Problem 1:
List every appeal number beginning with "ITA No." that appears in the passage on the assessee's reassessment appeal.
Problem 2:
Write the next part of the passage on the assessee's reassessment appeal, starting after its final sentence.

ITA NO. 3129/Del/2010 (ASSESSEE’S APPEAL)

The ld counsel of the assessee submitted that the reassessment proceedings for the year are based on re- verification of records submitted in the course of original assessment proceedings completed after due scrutiny under sec 143(3), thus not valid. He further submitted that whether the order of the CIT (A) is just and reasonable in the facts and circumstances to confirm the order of A.O. even when it is pointed out that it is a case of “Change of Opinion” on the information already submitted; the order passed by the authorities below is passed without appreciation of information already on record, reasons of satisfaction recorded for reopening, and the reassessment order passed by A.O. are all not connected with each other. He further submitted that assessee had discharged obligations and filed all necessary documents, confirmations at the time of original assessment sufficient to meet the satisfaction under section 148 proceedings when the assessing officer was having accepted those confirmation and information in original assessment proceedings. To support his contention, he referred the various case laws of the Delhi High Court by which the present case of the assessee is covered including the case of Signature Hotel Pvt. Ltd. (2011) 338 ITR 51. He further relied upon the ITAT, ‘C’ Bench, Delhi in which on the similar facts and circumstances the issue in dispute has been dealt by the Tribunal in the case of Shri Govind Kripa Builders and Promoters vs. ITO passed in ITA No. 304/Del/2013 (AY 2008-09) vide order dated 19.12.2014 in which Hotel Signatures Pvt. Ltd. decision (2011) 338 ITR 51 was followed. Later the Department went in Appeal before the Delhi High Court, in ITA No. 486/2015 in the case of Pr. CIT vs. Sh. Govind Kripa Builders Pvt. Ltd. which was dismissed on 4.8.2015 by the Hon’ble High Court of Delhi. Hence, he requested that the reassessment proceedings may be quashed.

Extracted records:
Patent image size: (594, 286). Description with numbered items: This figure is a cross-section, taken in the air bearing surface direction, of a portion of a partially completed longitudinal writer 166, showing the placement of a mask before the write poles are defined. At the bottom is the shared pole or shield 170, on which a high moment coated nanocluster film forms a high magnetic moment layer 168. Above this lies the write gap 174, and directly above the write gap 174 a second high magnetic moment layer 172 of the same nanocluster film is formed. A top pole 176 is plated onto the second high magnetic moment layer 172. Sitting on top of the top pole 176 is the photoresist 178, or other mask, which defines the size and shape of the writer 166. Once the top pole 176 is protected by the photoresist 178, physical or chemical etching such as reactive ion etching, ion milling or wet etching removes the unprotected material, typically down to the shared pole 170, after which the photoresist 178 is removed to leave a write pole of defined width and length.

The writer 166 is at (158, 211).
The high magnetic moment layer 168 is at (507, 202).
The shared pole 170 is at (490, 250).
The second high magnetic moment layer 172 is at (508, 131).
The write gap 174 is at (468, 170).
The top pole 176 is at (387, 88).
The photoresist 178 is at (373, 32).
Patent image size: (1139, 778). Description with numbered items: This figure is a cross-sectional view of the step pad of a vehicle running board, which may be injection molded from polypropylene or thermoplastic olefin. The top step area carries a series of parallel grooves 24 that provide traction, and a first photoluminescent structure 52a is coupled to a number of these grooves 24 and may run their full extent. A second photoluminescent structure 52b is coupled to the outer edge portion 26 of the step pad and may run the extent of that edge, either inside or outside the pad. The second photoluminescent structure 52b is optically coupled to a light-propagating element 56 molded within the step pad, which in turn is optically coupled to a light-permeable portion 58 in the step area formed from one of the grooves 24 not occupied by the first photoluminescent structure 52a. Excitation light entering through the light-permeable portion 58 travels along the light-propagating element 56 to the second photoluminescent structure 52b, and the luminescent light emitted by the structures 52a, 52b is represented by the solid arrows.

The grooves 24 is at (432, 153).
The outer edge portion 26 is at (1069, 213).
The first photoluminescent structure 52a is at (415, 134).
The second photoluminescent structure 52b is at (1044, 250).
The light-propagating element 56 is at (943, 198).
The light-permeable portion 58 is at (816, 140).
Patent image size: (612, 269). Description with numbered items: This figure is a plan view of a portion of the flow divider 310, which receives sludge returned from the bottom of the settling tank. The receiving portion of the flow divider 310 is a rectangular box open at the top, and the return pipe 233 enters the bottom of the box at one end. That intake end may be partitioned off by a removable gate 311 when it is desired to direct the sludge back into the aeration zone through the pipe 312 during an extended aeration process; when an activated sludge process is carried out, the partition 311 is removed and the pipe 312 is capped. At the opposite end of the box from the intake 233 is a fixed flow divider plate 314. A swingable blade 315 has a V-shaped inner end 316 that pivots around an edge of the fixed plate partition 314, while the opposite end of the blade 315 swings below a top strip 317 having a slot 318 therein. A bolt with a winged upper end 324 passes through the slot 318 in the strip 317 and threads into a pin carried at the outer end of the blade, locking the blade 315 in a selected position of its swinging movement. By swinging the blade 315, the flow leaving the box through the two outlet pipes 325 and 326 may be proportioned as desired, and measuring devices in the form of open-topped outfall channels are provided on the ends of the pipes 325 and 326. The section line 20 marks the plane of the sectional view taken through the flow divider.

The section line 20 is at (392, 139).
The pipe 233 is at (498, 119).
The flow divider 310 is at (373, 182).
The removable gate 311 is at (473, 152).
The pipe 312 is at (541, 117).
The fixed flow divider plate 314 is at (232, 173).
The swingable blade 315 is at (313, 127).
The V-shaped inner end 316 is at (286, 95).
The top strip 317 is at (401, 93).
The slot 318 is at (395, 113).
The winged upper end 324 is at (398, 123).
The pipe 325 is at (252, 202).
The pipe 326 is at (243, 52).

---

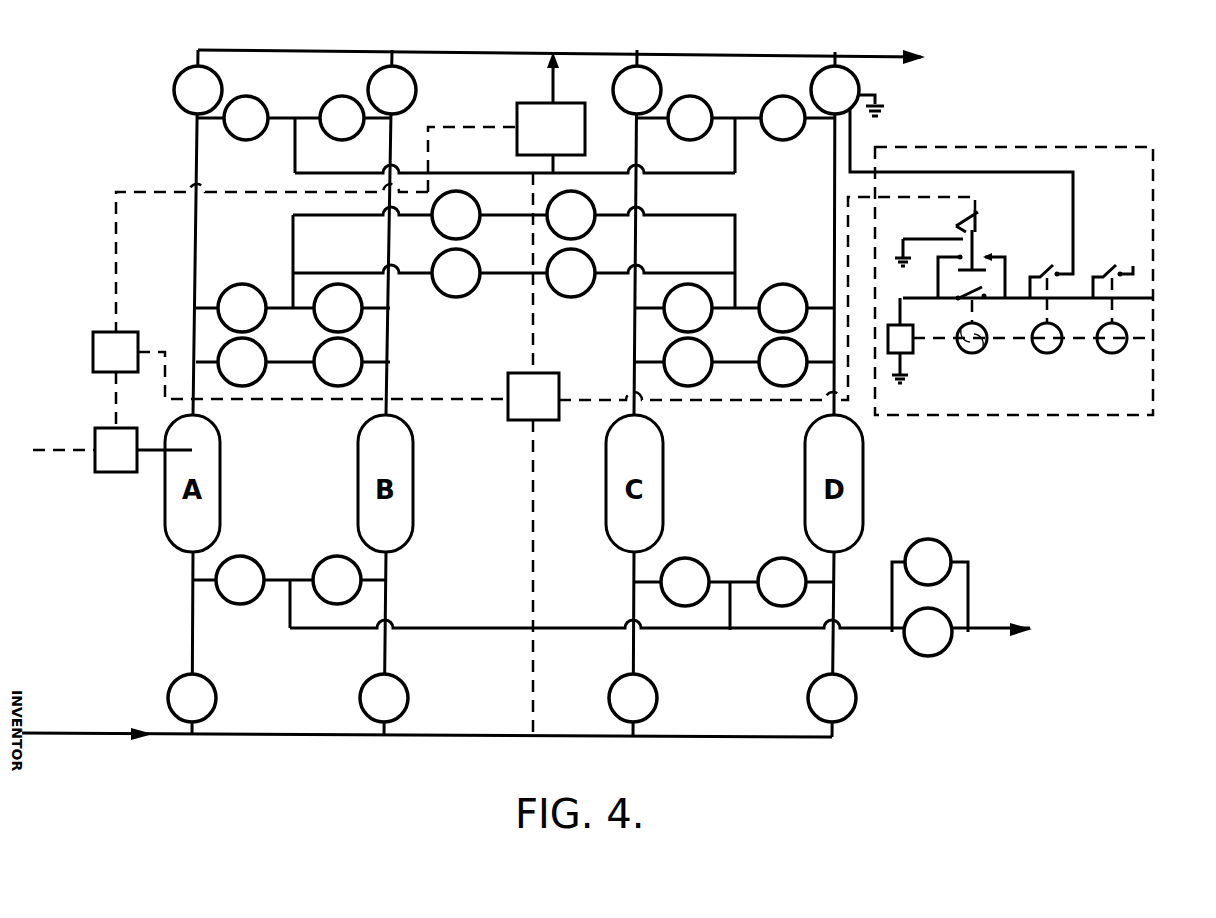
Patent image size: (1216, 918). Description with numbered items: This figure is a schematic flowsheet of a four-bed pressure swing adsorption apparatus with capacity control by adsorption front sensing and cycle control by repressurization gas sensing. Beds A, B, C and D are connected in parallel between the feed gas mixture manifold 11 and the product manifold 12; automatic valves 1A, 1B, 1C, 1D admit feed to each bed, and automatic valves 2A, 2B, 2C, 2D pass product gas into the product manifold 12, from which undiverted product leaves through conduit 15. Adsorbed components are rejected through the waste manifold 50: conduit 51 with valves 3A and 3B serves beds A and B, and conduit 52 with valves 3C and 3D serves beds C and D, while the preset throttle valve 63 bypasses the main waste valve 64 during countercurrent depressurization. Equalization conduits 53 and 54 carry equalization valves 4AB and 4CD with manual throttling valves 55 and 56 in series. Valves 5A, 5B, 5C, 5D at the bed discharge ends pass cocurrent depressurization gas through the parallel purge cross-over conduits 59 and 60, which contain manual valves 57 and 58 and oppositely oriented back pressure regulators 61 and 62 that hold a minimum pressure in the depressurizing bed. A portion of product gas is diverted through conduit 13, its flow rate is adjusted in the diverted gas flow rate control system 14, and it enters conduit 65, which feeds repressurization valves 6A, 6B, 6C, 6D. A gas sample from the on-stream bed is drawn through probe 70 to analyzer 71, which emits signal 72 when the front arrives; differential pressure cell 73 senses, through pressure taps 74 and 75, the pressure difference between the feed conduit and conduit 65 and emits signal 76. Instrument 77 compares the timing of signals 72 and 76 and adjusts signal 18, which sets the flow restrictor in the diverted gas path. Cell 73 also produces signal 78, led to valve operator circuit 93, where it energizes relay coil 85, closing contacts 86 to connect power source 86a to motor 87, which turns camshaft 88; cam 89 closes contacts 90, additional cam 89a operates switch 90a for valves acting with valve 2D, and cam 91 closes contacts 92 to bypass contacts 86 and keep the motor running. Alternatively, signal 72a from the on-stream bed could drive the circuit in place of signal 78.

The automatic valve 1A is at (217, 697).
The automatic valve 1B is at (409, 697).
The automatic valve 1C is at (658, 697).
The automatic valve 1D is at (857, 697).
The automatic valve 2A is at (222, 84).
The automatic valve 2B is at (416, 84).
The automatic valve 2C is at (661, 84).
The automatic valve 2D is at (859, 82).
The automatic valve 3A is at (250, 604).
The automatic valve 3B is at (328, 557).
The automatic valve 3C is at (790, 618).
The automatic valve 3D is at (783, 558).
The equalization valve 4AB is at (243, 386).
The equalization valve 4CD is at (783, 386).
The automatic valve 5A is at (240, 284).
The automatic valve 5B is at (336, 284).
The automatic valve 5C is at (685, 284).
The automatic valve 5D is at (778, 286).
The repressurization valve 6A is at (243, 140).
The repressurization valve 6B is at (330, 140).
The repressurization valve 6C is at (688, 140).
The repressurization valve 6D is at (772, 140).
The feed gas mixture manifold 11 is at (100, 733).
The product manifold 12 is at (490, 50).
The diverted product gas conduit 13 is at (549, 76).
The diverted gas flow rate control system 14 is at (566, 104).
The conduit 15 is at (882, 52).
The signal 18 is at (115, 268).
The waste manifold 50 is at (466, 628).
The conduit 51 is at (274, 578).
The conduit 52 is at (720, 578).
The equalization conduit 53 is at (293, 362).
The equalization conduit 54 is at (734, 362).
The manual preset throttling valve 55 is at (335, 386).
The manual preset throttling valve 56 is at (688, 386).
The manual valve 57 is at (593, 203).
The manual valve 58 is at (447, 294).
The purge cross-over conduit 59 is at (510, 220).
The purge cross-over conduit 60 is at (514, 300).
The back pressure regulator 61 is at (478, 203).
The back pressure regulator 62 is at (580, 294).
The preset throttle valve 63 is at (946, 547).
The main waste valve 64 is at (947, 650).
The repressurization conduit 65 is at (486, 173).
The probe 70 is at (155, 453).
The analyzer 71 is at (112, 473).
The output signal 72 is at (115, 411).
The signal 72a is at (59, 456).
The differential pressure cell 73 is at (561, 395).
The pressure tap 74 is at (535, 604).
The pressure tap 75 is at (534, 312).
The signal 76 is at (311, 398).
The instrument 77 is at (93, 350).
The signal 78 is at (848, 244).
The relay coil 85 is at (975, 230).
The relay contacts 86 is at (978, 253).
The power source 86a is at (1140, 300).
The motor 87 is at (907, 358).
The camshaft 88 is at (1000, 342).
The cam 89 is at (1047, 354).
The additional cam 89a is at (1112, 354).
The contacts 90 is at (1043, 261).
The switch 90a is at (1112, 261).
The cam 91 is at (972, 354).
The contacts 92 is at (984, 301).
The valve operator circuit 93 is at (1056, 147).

...

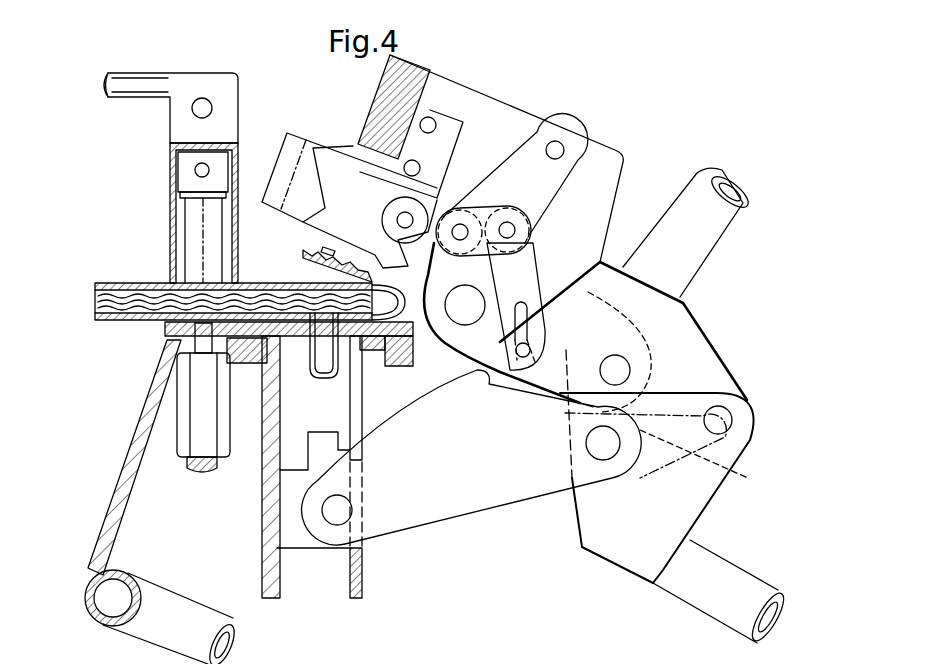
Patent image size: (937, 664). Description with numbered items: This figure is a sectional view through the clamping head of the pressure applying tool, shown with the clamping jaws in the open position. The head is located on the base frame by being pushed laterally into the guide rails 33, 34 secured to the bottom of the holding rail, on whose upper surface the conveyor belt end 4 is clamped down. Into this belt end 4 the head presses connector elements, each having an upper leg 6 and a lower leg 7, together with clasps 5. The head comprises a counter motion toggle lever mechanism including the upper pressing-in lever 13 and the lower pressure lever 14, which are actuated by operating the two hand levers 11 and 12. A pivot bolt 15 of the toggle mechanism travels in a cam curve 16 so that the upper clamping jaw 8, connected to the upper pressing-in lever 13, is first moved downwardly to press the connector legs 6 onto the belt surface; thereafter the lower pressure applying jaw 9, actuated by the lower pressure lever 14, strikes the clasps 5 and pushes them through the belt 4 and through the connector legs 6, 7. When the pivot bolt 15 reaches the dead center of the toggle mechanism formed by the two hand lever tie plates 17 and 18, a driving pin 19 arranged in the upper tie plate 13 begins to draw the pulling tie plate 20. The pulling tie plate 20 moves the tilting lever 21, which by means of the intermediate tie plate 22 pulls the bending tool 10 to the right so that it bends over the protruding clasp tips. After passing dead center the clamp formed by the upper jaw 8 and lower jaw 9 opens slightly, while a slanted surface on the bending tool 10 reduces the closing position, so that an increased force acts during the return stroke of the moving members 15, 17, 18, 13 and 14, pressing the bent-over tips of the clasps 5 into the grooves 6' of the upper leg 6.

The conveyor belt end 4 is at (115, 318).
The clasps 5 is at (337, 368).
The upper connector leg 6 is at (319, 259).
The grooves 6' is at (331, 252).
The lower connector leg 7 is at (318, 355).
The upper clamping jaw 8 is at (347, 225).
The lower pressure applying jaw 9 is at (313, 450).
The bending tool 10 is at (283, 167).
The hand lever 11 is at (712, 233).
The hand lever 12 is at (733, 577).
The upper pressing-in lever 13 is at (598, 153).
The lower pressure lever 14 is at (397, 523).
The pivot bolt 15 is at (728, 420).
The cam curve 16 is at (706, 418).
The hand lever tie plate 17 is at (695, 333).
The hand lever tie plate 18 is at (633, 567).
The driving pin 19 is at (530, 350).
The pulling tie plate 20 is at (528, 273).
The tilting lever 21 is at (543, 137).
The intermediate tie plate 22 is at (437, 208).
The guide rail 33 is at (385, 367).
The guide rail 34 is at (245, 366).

Exercise output 1:
ITA No. 3129/Del/2010
ITA No. 304/Del/2013
ITA No. 486/2015

Exercise output 2:
Held by CIT (A)

ITA NO. 3475/DEL/2009 (REVENUE’S APPEAL)

CIT (A) allowed the appeal of the assessee & deletes the addition made by AO. CIT (A) held that addition made u/s 68 was on account of information received from DIT (Inv) regarding accommodation entries received by the assessee from the different parties. It is seen from the copy of reasons recorded in respect of escapement of Rs 20 lacs that the four instrument Nos have been repeated twice by the AO. The AO has not mentioned specific amounts against the parties or the instruments Nos according to which they have been received. It is very clear that in respect of four parties at S No 1, 3, 6 & 8 of the table, the amounts have been considered twice. Since the instrument No is same it is obvious that the entries has been repeated by the AO. Therefore I agree with the appellant’s contention that the correct amount received by it only Rs 17 lacs and not Rs 26 lacs. Hence addition to the extent of Rs. 9 lacs is deleted forthwith.

Further as regard to remaining amount of Rs.17 lacs, it is noted that the part of the amount aggregating to Rs 6 lacs was received towards sale of shares which were held by the company and were duly reflected in its balance sheets. Since it was not loan/ advance or any credit received by the appellant, section 68 was not applicable to these receipts. The balance amount was received towards share application money from different parties. I agree with the appellant’s contention that in section 147 proceedings primary onus was upon the AO to confront the appellant with evidence or material   on the basis of which allegation about escapement of income is made. The appellant has to give opportunity to rebut or counter the said material. However the A O did not bring on record any material or any evidence proves that the various payments received were in the nature of accommodation entry. The assessee has furnished sufficient documents to prove the identity of the parties and therefore in view of the decision of Supreme Court in the case of Lovely Exports no additions regarding share application money required. Therefore entire addition of Rs 17 lacs is deleted.

ITA NO. 3129/Del/2010 (ASSESSEE’S APPEAL)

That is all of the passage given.